- Fragmento seleccionado:
:::
Día llegará que tendremos que enviar verificadores a ‘Catalunya Über Alles’, como los que ahora visitan las plantas de uranio de Irán y hacen la vista gorda para no fastidiarle a Obama el reportaje en el Vanity Fair.

Sociedades amaestradas. Movimientos cívicos. La política sin políticos viene a ser como un circo sin payasos, dicho sea en tono de guasa pero con todo respeto, pues no está la carpa patriótica como para tomar la función muy a risa.

Las hojas del calendario Pirelli que tiene mi vecino mecánico colgado de una escarpia del taller, conforme se entra, según se mira al foso para no caerse en el agujero, a mano derecha…, amarillean como los dedos de Hannibal, el líder del ‘Equipo A’, que acostumbraba a encender un cigarro puro como los de Fidel para celebrar el éxito de la última misión llevada a cabo por la brigada de mercenarios más irreverentes que ha pasado por TV desde la supresión de la carta de ajuste y el advenimiento de la Mama Chicho Tutti Frutti.

Los años pasan. Los tiempos cambian. Pero hay esperpentos, más allá del celuloide y del espectro visible, que permanecen inmarcesibles, al margen de las épocas y de las modas pasajeras, y que consiguen mantener intacta su esencia primigenia aunque sean rebautizados como los mitos, para asegurar su reactualización.

Hoy se llama ‘populismos’ a lo que en la Europa de entreguerras se conocía como ‘fascismos’. Entonces se adoraba al Duce y ahora le soban el lomo a los cabreros libertadores de la Complutense, mientras los pocos pastores de verdad que todavía sobreviven al desarrollismo desaforado, siguen ejerciendo su noble oficio caminando desorientados por las cañadas reales del cortijo rojo, ignorando que hay más corderos mansos que balan en la urbe que ovejas descarriadas en su ganado.

La instantánea de Pablo tumbado como un surfista sobre la tabla del escenario del mitin-sermón que el otro día dio en Vallecas, con sus incondicionales sobándole la coleta…, ha traído a este cronista de imaginación enfermiza el recuerdo de la imagen onírica de un sanador de almas milagrero, de cuando las Hurdes, que recorría los pueblos de la España profunda prometiendo curar a los afligidos de todas las lacras del cuerpo, de la mente y del alma, a cambio de la voluntad.

El ayuntamiento capitalino de Carmena, con el silencio mudo de Carmona, estudia crear una tasa para el turismo y otra para los cajeros, y se propone cambiar el nombre de las calles de Madrid que le suenen a franquistas. Y lejos de conformarse con semejantes gilipolleces, ha puesto en marcha una web fascista pagada con dinero de los contribuyentes para señalar con el dedo las informaciones de los periodistas que les sean adversas. Versión Original se llama la cafrada totalitaria, que tampoco es cuestión de exagerar, pues tiene mucho más de imbecilidad que de amago nazistoide. No dan para más. Mientras no derriben campanarios, mejor será que se diviertan si así son felices.
:::
- Tarea 1: Según el fragmento, ¿qué tasas estudia crear el ayuntamiento de Carmena?
- Tarea 2: Reproduce el pasaje del fragmento comprendido entre "Las hojas del" y "asegurar su reactualización.", ambos incluidos.
- Tarea 3: Resume el fragmento en dos oraciones.
Usa únicamente el fragmento como fuente.

[Datos de predicción de cuadros delimitadores]
:::
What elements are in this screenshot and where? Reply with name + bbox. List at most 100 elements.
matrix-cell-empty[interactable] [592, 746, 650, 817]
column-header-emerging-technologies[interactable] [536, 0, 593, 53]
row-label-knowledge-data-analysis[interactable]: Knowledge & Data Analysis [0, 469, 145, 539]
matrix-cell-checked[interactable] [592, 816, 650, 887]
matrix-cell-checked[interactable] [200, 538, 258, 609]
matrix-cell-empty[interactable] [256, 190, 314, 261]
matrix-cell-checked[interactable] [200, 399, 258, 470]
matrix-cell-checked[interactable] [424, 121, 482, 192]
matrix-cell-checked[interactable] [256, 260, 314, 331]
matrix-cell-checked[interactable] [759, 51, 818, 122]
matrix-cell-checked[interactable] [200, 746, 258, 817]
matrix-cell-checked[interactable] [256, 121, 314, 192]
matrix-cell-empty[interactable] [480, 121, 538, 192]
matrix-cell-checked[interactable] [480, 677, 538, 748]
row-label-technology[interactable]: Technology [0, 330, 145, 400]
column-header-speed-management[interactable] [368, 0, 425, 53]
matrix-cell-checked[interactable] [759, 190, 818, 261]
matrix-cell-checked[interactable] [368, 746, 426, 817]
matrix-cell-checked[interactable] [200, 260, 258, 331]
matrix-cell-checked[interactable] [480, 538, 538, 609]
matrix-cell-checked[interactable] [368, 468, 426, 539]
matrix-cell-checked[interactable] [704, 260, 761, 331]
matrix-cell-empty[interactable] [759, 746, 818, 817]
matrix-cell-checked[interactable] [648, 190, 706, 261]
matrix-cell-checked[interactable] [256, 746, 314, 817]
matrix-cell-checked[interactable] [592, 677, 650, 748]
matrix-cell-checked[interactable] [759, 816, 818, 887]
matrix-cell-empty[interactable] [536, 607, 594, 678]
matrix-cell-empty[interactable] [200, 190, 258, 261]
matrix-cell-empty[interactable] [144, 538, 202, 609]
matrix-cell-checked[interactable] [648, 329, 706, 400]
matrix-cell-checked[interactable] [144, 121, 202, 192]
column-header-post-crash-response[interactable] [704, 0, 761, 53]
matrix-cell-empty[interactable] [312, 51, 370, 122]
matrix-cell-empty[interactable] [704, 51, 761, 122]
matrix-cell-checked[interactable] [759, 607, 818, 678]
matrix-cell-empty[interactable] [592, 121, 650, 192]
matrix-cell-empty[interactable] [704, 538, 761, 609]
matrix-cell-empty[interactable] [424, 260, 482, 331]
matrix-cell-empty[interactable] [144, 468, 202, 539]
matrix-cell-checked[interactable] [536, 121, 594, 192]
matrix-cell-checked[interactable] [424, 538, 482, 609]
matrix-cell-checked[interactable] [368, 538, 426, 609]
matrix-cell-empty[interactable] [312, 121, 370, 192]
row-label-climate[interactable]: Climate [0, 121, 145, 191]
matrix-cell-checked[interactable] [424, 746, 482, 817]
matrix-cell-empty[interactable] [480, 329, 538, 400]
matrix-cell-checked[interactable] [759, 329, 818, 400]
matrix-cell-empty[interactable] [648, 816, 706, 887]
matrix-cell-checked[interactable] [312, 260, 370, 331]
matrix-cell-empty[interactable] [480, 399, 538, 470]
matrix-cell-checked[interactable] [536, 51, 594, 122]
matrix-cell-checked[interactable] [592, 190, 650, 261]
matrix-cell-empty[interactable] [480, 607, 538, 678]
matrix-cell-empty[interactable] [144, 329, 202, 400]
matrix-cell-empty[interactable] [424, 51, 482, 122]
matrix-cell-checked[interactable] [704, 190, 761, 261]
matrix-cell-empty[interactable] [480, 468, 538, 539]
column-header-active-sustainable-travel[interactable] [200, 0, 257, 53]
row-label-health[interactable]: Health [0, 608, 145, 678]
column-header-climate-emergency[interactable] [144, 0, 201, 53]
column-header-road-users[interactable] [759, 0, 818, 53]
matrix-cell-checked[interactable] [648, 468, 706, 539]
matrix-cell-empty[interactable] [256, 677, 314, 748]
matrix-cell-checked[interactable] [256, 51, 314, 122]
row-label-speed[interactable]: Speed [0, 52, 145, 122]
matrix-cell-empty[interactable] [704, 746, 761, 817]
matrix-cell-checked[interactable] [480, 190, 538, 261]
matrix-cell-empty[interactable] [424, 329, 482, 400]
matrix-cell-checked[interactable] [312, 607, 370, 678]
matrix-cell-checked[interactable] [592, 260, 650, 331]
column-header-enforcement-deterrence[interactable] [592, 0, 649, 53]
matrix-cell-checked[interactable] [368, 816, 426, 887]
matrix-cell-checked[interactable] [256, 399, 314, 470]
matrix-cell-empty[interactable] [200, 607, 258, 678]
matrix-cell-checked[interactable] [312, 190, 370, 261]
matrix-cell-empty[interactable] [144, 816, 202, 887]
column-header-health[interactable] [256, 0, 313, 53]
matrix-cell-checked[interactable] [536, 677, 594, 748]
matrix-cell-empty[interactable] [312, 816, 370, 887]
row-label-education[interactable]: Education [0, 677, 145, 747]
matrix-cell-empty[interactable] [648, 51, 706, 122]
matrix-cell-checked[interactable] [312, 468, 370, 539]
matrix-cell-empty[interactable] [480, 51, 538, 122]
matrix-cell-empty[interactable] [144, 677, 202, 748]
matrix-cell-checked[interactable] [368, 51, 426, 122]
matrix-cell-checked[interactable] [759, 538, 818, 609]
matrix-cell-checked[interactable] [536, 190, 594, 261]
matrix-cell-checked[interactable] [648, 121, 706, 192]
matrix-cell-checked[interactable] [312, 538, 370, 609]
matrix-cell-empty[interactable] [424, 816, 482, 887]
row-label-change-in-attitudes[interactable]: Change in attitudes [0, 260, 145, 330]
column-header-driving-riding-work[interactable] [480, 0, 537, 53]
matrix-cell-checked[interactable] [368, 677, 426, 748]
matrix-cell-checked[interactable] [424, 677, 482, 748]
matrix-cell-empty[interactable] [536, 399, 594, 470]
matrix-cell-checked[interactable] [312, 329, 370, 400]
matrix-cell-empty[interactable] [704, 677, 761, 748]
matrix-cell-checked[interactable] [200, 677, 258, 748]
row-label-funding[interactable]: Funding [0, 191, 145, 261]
:::
- Respuesta 1: Una tasa para el turismo y otra para los cajeros.

- Respuesta 2:
Las hojas del calendario Pirelli que tiene mi vecino mecánico colgado de una escarpia del taller, conforme se entra, según se mira al foso para no caerse en el agujero, a mano derecha…, amarillean como los dedos de Hannibal, el líder del ‘Equipo A’, que acostumbraba a encender un cigarro puro como los de Fidel para celebrar el éxito de la última misión llevada a cabo por la brigada de mercenarios más irreverentes que ha pasado por TV desde la supresión de la carta de ajuste y el advenimiento de la Mama Chicho Tutti Frutti.

Los años pasan. Los tiempos cambian. Pero hay esperpentos, más allá del celuloide y del espectro visible, que permanecen inmarcesibles, al margen de las épocas y de las modas pasajeras, y que consiguen mantener intacta su esencia primigenia aunque sean rebautizados como los mitos, para asegurar su reactualización.

- Respuesta 3: El fragmento afirma que hoy se llama «populismos» a lo que en la Europa de entreguerras se conocía como «fascismos», y evoca la instantánea de Pablo tumbado sobre el escenario de un mitin en Vallecas mientras sus incondicionales le sobaban la coleta. Además, censura al ayuntamiento de Carmena por estudiar una tasa para el turismo y otra para los cajeros, por proponerse cambiar el nombre de las calles de Madrid que le suenen a franquistas y por poner en marcha Versión Original, una web pagada con dinero de los contribuyentes para señalar las informaciones periodísticas adversas.